Records from a data source:
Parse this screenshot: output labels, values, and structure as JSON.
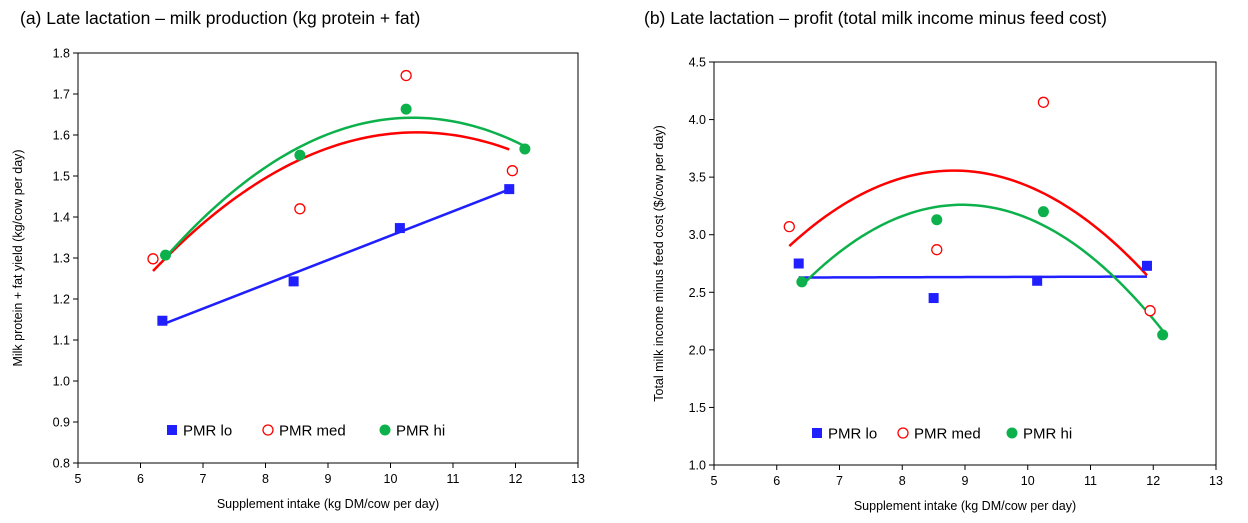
{
  "chart_data": [
    {
      "type": "scatter",
      "title": "(a) Late lactation – milk production (kg protein + fat)",
      "xlabel": "Supplement intake (kg DM/cow per day)",
      "ylabel": "Milk protein + fat yield (kg/cow per day)",
      "xlim": [
        5,
        13
      ],
      "ylim": [
        0.8,
        1.8
      ],
      "xticks": [
        "5",
        "6",
        "7",
        "8",
        "9",
        "10",
        "11",
        "12",
        "13"
      ],
      "yticks": [
        "0.8",
        "0.9",
        "1.0",
        "1.1",
        "1.2",
        "1.3",
        "1.4",
        "1.5",
        "1.6",
        "1.7",
        "1.8"
      ],
      "grid": false,
      "legend_position": "bottom",
      "series": [
        {
          "name": "PMR lo",
          "color": "#1f1fff",
          "marker": "square",
          "points": [
            [
              6.35,
              1.147
            ],
            [
              8.45,
              1.243
            ],
            [
              10.15,
              1.373
            ],
            [
              11.9,
              1.468
            ]
          ],
          "fit": "linear",
          "fit_range": [
            6.35,
            11.9
          ]
        },
        {
          "name": "PMR med",
          "color": "#ff0000",
          "marker": "open-circle",
          "points": [
            [
              6.2,
              1.298
            ],
            [
              8.55,
              1.42
            ],
            [
              10.25,
              1.745
            ],
            [
              11.95,
              1.513
            ]
          ],
          "fit": "quadratic",
          "fit_range": [
            6.2,
            11.9
          ]
        },
        {
          "name": "PMR hi",
          "color": "#0db14b",
          "marker": "filled-circle",
          "points": [
            [
              6.4,
              1.307
            ],
            [
              8.55,
              1.551
            ],
            [
              10.25,
              1.663
            ],
            [
              12.15,
              1.566
            ]
          ],
          "fit": "quadratic",
          "fit_range": [
            6.4,
            12.15
          ]
        }
      ]
    },
    {
      "type": "scatter",
      "title": "(b) Late lactation – profit (total milk income minus feed cost)",
      "xlabel": "Supplement intake (kg DM/cow per day)",
      "ylabel": "Total milk income minus feed cost ($/cow per day)",
      "xlim": [
        5,
        13
      ],
      "ylim": [
        1.0,
        4.5
      ],
      "xticks": [
        "5",
        "6",
        "7",
        "8",
        "9",
        "10",
        "11",
        "12",
        "13"
      ],
      "yticks": [
        "1.0",
        "1.5",
        "2.0",
        "2.5",
        "3.0",
        "3.5",
        "4.0",
        "4.5"
      ],
      "grid": false,
      "legend_position": "bottom",
      "series": [
        {
          "name": "PMR lo",
          "color": "#1f1fff",
          "marker": "square",
          "points": [
            [
              6.35,
              2.75
            ],
            [
              8.5,
              2.45
            ],
            [
              10.15,
              2.6
            ],
            [
              11.9,
              2.73
            ]
          ],
          "fit": "linear",
          "fit_range": [
            6.35,
            11.9
          ]
        },
        {
          "name": "PMR med",
          "color": "#ff0000",
          "marker": "open-circle",
          "points": [
            [
              6.2,
              3.07
            ],
            [
              8.55,
              2.87
            ],
            [
              10.25,
              4.15
            ],
            [
              11.95,
              2.34
            ]
          ],
          "fit": "quadratic",
          "fit_range": [
            6.2,
            11.9
          ]
        },
        {
          "name": "PMR hi",
          "color": "#0db14b",
          "marker": "filled-circle",
          "points": [
            [
              6.4,
              2.59
            ],
            [
              8.55,
              3.13
            ],
            [
              10.25,
              3.2
            ],
            [
              12.15,
              2.13
            ]
          ],
          "fit": "quadratic",
          "fit_range": [
            6.4,
            12.15
          ]
        }
      ]
    }
  ]
}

What the exercise asks:
Repeat the entries exactly, pictures left out.

Output below:
Parse this screenshot: output labels, values, and structure as JSON.
{
  "chart_data": [
    {
      "type": "scatter",
      "title": "(a) Late lactation – milk production (kg protein + fat)",
      "xlabel": "Supplement intake (kg DM/cow per day)",
      "ylabel": "Milk protein + fat yield (kg/cow per day)",
      "xlim": [
        5,
        13
      ],
      "ylim": [
        0.8,
        1.8
      ],
      "xticks": [
        "5",
        "6",
        "7",
        "8",
        "9",
        "10",
        "11",
        "12",
        "13"
      ],
      "yticks": [
        "0.8",
        "0.9",
        "1.0",
        "1.1",
        "1.2",
        "1.3",
        "1.4",
        "1.5",
        "1.6",
        "1.7",
        "1.8"
      ],
      "grid": false,
      "legend_position": "bottom",
      "series": [
        {
          "name": "PMR lo",
          "color": "#1f1fff",
          "marker": "square",
          "points": [
            [
              6.35,
              1.147
            ],
            [
              8.45,
              1.243
            ],
            [
              10.15,
              1.373
            ],
            [
              11.9,
              1.468
            ]
          ],
          "fit": "linear",
          "fit_range": [
            6.35,
            11.9
          ]
        },
        {
          "name": "PMR med",
          "color": "#ff0000",
          "marker": "open-circle",
          "points": [
            [
              6.2,
              1.298
            ],
            [
              8.55,
              1.42
            ],
            [
              10.25,
              1.745
            ],
            [
              11.95,
              1.513
            ]
          ],
          "fit": "quadratic",
          "fit_range": [
            6.2,
            11.9
          ]
        },
        {
          "name": "PMR hi",
          "color": "#0db14b",
          "marker": "filled-circle",
          "points": [
            [
              6.4,
              1.307
            ],
            [
              8.55,
              1.551
            ],
            [
              10.25,
              1.663
            ],
            [
              12.15,
              1.566
            ]
          ],
          "fit": "quadratic",
          "fit_range": [
            6.4,
            12.15
          ]
        }
      ]
    },
    {
      "type": "scatter",
      "title": "(b) Late lactation – profit (total milk income minus feed cost)",
      "xlabel": "Supplement intake (kg DM/cow per day)",
      "ylabel": "Total milk income minus feed cost ($/cow per day)",
      "xlim": [
        5,
        13
      ],
      "ylim": [
        1.0,
        4.5
      ],
      "xticks": [
        "5",
        "6",
        "7",
        "8",
        "9",
        "10",
        "11",
        "12",
        "13"
      ],
      "yticks": [
        "1.0",
        "1.5",
        "2.0",
        "2.5",
        "3.0",
        "3.5",
        "4.0",
        "4.5"
      ],
      "grid": false,
      "legend_position": "bottom",
      "series": [
        {
          "name": "PMR lo",
          "color": "#1f1fff",
          "marker": "square",
          "points": [
            [
              6.35,
              2.75
            ],
            [
              8.5,
              2.45
            ],
            [
              10.15,
              2.6
            ],
            [
              11.9,
              2.73
            ]
          ],
          "fit": "linear",
          "fit_range": [
            6.35,
            11.9
          ]
        },
        {
          "name": "PMR med",
          "color": "#ff0000",
          "marker": "open-circle",
          "points": [
            [
              6.2,
              3.07
            ],
            [
              8.55,
              2.87
            ],
            [
              10.25,
              4.15
            ],
            [
              11.95,
              2.34
            ]
          ],
          "fit": "quadratic",
          "fit_range": [
            6.2,
            11.9
          ]
        },
        {
          "name": "PMR hi",
          "color": "#0db14b",
          "marker": "filled-circle",
          "points": [
            [
              6.4,
              2.59
            ],
            [
              8.55,
              3.13
            ],
            [
              10.25,
              3.2
            ],
            [
              12.15,
              2.13
            ]
          ],
          "fit": "quadratic",
          "fit_range": [
            6.4,
            12.15
          ]
        }
      ]
    }
  ]
}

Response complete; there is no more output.